What follows is a listing; give it again exactly, in its entirety.

— START —

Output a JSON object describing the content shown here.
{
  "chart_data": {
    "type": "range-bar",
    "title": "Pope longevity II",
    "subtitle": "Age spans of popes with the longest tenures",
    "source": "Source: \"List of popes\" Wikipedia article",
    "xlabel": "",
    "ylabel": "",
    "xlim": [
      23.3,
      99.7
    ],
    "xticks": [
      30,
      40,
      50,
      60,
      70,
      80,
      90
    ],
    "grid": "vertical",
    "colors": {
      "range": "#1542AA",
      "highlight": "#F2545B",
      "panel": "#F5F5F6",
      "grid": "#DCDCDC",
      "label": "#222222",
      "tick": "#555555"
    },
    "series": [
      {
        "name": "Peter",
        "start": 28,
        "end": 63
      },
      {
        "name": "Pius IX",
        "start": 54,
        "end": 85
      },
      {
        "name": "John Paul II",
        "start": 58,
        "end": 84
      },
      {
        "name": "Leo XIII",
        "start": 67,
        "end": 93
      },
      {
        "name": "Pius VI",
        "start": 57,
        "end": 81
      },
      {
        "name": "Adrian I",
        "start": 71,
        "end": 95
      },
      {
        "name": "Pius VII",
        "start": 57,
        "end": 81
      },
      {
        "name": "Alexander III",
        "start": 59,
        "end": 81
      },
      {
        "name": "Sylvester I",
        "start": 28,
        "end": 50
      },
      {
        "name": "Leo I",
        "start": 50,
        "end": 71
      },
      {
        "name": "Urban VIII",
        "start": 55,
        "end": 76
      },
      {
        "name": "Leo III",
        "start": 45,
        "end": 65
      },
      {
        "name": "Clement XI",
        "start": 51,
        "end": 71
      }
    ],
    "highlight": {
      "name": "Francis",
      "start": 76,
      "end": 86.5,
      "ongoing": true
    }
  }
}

— END —

◆ **WRITTEN RESPONSE**
Output a JSON object describing the content shown here.
{
  "chart_data": {
    "type": "range-bar",
    "title": "Pope longevity II",
    "subtitle": "Age spans of popes with the longest tenures",
    "source": "Source: \"List of popes\" Wikipedia article",
    "xlabel": "",
    "ylabel": "",
    "xlim": [
      23.3,
      99.7
    ],
    "xticks": [
      30,
      40,
      50,
      60,
      70,
      80,
      90
    ],
    "grid": "vertical",
    "colors": {
      "range": "#1542AA",
      "highlight": "#F2545B",
      "panel": "#F5F5F6",
      "grid": "#DCDCDC",
      "label": "#222222",
      "tick": "#555555"
    },
    "series": [
      {
        "name": "Peter",
        "start": 28,
        "end": 63
      },
      {
        "name": "Pius IX",
        "start": 54,
        "end": 85
      },
      {
        "name": "John Paul II",
        "start": 58,
        "end": 84
      },
      {
        "name": "Leo XIII",
        "start": 67,
        "end": 93
      },
      {
        "name": "Pius VI",
        "start": 57,
        "end": 81
      },
      {
        "name": "Adrian I",
        "start": 71,
        "end": 95
      },
      {
        "name": "Pius VII",
        "start": 57,
        "end": 81
      },
      {
        "name": "Alexander III",
        "start": 59,
        "end": 81
      },
      {
        "name": "Sylvester I",
        "start": 28,
        "end": 50
      },
      {
        "name": "Leo I",
        "start": 50,
        "end": 71
      },
      {
        "name": "Urban VIII",
        "start": 55,
        "end": 76
      },
      {
        "name": "Leo III",
        "start": 45,
        "end": 65
      },
      {
        "name": "Clement XI",
        "start": 51,
        "end": 71
      }
    ],
    "highlight": {
      "name": "Francis",
      "start": 76,
      "end": 86.5,
      "ongoing": true
    }
  }
}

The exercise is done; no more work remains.